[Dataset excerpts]

★ ★ ★ ★

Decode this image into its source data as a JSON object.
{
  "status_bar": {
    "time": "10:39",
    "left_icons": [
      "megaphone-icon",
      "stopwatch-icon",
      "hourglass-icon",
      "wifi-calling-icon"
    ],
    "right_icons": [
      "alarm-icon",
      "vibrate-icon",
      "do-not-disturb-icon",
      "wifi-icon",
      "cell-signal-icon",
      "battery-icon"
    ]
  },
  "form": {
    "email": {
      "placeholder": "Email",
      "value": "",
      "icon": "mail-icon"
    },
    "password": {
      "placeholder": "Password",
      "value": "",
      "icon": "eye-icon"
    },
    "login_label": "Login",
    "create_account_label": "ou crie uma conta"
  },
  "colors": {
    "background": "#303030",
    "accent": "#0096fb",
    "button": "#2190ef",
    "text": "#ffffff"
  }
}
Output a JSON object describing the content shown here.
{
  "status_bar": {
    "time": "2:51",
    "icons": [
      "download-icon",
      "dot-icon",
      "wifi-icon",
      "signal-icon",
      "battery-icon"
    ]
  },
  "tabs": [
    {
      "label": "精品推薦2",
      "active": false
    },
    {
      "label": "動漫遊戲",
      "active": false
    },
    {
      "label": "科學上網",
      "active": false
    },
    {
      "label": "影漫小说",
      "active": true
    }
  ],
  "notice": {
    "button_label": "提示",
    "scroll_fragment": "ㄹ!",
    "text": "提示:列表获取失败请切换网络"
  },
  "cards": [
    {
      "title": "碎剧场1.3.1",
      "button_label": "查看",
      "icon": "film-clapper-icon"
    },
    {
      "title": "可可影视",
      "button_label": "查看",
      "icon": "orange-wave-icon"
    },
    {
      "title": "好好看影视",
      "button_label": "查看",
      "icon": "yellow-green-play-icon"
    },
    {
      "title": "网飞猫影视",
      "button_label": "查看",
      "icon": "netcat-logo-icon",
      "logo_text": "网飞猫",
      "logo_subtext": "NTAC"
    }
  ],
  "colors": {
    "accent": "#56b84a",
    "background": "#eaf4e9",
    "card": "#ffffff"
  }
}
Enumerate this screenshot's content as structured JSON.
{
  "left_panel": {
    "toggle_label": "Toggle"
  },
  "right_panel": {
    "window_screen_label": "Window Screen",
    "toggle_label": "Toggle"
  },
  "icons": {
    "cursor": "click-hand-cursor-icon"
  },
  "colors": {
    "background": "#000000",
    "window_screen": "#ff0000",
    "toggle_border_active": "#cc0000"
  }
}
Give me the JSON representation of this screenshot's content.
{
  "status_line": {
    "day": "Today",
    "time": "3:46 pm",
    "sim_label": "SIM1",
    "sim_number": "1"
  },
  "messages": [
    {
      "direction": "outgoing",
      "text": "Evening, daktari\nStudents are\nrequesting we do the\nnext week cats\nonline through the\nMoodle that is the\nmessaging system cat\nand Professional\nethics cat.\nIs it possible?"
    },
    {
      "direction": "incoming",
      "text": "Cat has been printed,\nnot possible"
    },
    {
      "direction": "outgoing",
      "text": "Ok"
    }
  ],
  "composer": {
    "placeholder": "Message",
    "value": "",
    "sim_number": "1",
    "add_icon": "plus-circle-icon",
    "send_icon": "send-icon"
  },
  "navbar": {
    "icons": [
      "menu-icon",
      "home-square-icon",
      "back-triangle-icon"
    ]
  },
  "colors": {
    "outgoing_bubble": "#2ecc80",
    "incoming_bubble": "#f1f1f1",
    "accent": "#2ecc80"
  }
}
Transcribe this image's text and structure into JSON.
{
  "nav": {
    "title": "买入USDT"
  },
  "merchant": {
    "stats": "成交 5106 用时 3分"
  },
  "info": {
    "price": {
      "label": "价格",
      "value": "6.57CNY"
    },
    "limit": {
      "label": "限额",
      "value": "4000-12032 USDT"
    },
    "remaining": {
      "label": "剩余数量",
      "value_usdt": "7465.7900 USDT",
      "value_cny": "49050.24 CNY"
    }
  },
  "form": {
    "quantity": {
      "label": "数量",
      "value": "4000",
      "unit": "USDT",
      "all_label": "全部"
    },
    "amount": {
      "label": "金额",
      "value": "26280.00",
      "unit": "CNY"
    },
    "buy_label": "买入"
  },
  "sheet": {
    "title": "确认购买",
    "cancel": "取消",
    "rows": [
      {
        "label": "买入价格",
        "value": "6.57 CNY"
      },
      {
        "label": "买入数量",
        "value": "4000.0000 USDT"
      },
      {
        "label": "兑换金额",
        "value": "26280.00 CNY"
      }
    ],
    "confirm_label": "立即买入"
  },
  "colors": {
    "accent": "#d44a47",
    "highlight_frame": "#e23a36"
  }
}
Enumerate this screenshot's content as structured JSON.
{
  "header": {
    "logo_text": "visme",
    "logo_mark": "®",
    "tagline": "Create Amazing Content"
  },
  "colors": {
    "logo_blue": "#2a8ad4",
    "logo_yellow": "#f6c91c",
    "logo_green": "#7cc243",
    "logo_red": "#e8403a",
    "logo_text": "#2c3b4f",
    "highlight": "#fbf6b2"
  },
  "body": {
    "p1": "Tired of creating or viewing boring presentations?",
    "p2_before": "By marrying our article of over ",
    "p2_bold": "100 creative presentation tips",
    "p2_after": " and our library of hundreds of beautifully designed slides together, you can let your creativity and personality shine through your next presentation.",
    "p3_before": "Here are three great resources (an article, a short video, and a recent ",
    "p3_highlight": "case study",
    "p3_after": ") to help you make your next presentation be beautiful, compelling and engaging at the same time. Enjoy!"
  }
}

★ ★ ★ ★

§ Problem to solve: Find every line with "into" in the listing and state how many there are, nothing else.

§ The output: 2